Every line with the word "content" in it should be extracted from the data that follows.

#### INPUT ####

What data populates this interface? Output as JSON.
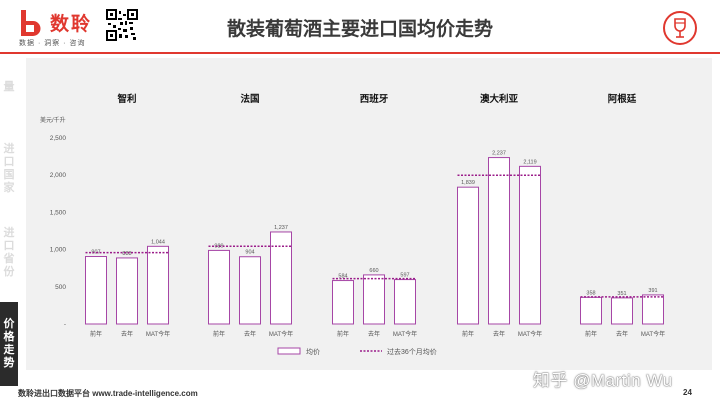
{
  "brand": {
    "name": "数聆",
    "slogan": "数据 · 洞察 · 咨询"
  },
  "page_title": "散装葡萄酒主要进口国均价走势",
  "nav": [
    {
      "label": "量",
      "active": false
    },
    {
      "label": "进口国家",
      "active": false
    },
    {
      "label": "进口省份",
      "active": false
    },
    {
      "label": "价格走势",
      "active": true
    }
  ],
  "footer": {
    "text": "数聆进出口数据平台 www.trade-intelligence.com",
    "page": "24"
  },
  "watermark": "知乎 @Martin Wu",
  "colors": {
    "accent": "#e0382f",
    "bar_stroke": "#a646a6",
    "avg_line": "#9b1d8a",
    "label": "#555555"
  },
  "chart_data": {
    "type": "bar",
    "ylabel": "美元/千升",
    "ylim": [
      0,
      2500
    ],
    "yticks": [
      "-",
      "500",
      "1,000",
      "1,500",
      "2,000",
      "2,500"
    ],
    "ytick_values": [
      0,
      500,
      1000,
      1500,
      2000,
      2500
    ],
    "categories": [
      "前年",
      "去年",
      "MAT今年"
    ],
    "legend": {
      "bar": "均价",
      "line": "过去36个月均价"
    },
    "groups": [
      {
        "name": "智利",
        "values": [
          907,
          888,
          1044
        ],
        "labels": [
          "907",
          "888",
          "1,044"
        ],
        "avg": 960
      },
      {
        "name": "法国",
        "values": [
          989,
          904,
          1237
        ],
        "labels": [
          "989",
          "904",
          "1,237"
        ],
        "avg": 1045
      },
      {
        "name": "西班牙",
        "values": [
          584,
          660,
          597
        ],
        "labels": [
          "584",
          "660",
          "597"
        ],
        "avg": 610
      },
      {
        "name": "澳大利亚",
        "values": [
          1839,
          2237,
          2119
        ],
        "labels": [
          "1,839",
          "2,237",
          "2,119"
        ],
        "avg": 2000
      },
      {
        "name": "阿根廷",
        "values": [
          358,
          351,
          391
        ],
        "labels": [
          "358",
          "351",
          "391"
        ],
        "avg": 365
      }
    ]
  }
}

####
#### INPUT ####

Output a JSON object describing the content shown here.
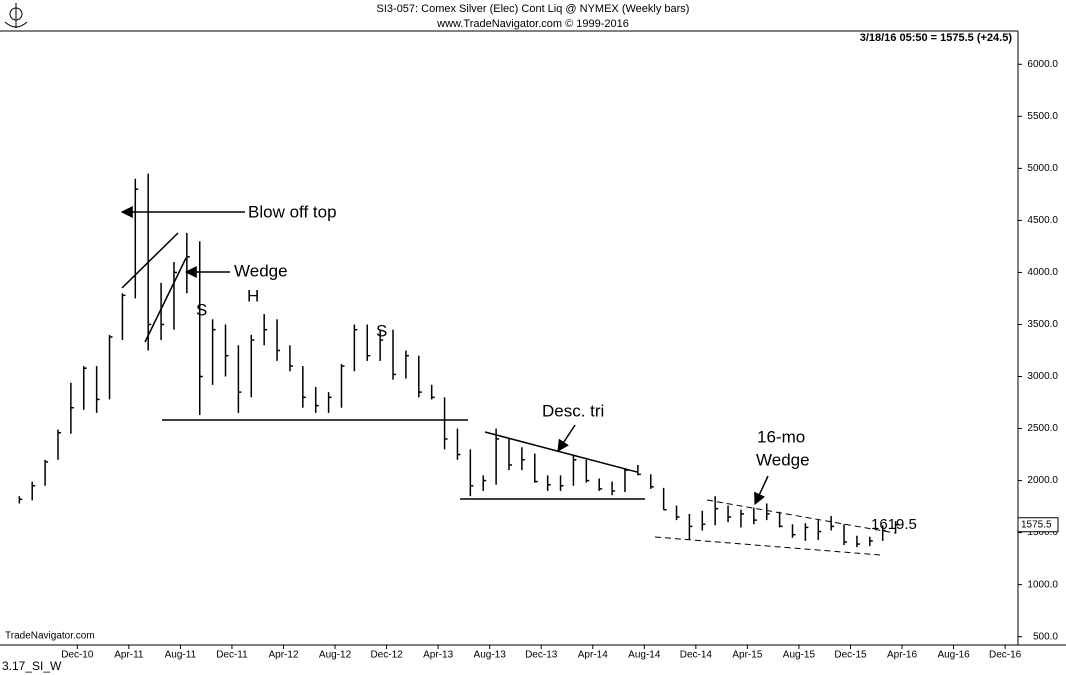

####
#### INPUT ####

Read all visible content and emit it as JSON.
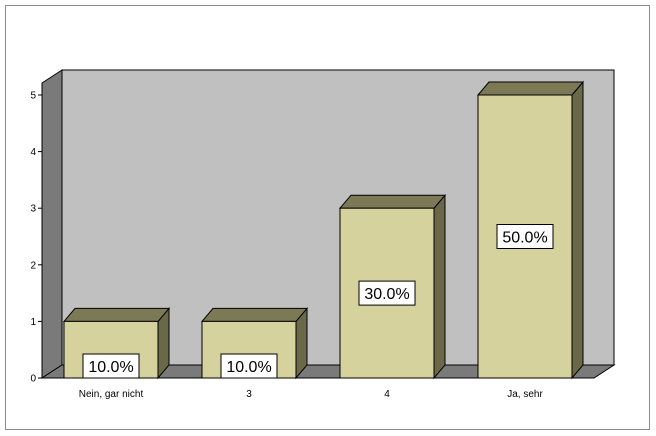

####

== FULL OUTPUT ==
Output a JSON object describing the content shown here.
Read all visible content and emit it as JSON.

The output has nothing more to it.